REQUEST: Go through the material below and copy all lines with "JSON".

----- MATERIAL FOR THE TASK

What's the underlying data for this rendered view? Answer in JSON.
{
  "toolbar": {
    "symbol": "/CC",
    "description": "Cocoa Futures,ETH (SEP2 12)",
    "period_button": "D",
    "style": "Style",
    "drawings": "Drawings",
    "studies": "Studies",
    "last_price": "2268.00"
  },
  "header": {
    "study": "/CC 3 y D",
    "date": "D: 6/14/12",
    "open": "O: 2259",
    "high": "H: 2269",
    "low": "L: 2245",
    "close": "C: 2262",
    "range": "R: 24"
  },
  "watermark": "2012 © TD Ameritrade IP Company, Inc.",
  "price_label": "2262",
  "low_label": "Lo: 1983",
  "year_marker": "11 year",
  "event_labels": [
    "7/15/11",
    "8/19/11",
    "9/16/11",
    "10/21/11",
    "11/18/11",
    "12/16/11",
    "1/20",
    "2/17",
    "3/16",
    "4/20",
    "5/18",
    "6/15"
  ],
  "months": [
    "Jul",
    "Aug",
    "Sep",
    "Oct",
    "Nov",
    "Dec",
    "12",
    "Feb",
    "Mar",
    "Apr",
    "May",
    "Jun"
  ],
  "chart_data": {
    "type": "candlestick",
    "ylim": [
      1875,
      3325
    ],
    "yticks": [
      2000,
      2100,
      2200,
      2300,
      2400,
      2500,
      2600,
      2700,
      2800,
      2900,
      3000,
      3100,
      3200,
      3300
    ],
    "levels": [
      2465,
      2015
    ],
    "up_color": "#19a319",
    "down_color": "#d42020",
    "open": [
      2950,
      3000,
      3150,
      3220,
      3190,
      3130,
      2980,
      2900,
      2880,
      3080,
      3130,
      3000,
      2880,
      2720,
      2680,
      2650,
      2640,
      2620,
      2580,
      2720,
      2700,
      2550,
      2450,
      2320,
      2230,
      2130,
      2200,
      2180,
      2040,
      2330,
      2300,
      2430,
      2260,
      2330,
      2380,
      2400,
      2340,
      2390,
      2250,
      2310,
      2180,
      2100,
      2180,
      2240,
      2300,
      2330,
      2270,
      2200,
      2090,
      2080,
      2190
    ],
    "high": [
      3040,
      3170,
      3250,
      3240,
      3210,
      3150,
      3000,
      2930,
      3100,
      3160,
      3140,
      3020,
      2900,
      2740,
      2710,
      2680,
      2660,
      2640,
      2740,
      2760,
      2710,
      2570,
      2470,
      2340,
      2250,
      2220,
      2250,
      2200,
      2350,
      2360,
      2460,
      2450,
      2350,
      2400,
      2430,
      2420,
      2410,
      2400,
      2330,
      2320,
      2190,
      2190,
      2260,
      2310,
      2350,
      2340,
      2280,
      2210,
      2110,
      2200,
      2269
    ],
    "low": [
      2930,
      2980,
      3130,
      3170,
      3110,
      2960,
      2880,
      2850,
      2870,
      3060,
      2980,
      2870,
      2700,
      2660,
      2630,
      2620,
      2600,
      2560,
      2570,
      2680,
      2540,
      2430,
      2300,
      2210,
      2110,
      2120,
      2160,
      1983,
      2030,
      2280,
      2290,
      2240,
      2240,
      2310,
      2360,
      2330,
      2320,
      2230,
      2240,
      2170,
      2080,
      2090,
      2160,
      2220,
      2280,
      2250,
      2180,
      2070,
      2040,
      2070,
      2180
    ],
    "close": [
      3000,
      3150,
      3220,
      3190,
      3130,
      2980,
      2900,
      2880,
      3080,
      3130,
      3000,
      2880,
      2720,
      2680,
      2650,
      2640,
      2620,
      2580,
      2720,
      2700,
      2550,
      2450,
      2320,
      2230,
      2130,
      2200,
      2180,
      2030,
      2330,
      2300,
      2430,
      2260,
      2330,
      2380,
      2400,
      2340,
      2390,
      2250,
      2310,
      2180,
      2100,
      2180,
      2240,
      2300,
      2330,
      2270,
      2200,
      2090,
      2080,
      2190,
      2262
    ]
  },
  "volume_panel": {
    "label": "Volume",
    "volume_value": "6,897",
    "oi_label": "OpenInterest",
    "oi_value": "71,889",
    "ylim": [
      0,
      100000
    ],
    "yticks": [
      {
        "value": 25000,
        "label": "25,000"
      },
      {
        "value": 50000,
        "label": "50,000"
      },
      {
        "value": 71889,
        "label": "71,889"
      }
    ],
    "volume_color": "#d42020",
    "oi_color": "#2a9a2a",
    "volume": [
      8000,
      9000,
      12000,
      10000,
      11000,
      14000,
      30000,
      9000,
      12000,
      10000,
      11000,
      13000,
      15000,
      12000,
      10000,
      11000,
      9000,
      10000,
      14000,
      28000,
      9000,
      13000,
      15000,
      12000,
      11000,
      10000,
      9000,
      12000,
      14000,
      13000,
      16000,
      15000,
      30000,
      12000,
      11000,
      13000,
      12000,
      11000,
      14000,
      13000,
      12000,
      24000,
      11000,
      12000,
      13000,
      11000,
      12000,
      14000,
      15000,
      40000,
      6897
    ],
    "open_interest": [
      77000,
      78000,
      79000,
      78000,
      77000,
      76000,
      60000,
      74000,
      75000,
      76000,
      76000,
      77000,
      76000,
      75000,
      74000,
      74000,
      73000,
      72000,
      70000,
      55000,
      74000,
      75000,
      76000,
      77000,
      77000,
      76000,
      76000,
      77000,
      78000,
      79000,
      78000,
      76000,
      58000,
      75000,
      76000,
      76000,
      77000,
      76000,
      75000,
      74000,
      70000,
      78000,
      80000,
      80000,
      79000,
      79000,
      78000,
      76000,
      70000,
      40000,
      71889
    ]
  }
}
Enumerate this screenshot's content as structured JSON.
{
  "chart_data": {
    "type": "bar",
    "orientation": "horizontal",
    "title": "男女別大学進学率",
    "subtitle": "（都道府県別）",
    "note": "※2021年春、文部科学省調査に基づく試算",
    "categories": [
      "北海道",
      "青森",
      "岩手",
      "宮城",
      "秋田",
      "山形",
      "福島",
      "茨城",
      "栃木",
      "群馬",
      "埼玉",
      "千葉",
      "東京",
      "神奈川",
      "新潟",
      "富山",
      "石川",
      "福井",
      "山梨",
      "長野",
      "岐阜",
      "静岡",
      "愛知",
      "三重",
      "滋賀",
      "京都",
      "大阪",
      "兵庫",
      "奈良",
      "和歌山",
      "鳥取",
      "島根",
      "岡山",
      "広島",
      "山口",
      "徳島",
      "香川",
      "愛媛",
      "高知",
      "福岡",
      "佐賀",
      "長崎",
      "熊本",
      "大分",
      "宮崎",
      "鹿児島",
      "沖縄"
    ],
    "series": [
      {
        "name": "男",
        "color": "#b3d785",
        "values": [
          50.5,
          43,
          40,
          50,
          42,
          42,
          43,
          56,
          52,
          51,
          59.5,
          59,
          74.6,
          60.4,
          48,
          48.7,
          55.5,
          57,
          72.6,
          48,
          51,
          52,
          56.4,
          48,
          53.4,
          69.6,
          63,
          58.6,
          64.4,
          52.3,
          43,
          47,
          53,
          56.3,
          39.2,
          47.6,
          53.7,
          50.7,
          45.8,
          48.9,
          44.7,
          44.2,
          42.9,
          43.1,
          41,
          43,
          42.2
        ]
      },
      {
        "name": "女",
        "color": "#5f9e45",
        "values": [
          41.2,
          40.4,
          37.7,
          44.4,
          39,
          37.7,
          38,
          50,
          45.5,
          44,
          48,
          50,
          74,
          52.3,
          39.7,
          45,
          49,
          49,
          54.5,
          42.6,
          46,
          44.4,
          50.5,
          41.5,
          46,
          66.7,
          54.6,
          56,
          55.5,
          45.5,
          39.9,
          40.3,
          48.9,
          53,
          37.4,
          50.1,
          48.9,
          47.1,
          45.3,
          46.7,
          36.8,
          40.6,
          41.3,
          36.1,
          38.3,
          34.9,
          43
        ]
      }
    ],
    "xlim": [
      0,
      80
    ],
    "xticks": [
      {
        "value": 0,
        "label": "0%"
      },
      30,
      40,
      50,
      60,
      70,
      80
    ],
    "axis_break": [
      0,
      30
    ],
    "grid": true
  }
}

----------

SOLUTION:
What's the underlying data for this rendered view? Answer in JSON.
Enumerate this screenshot's content as structured JSON.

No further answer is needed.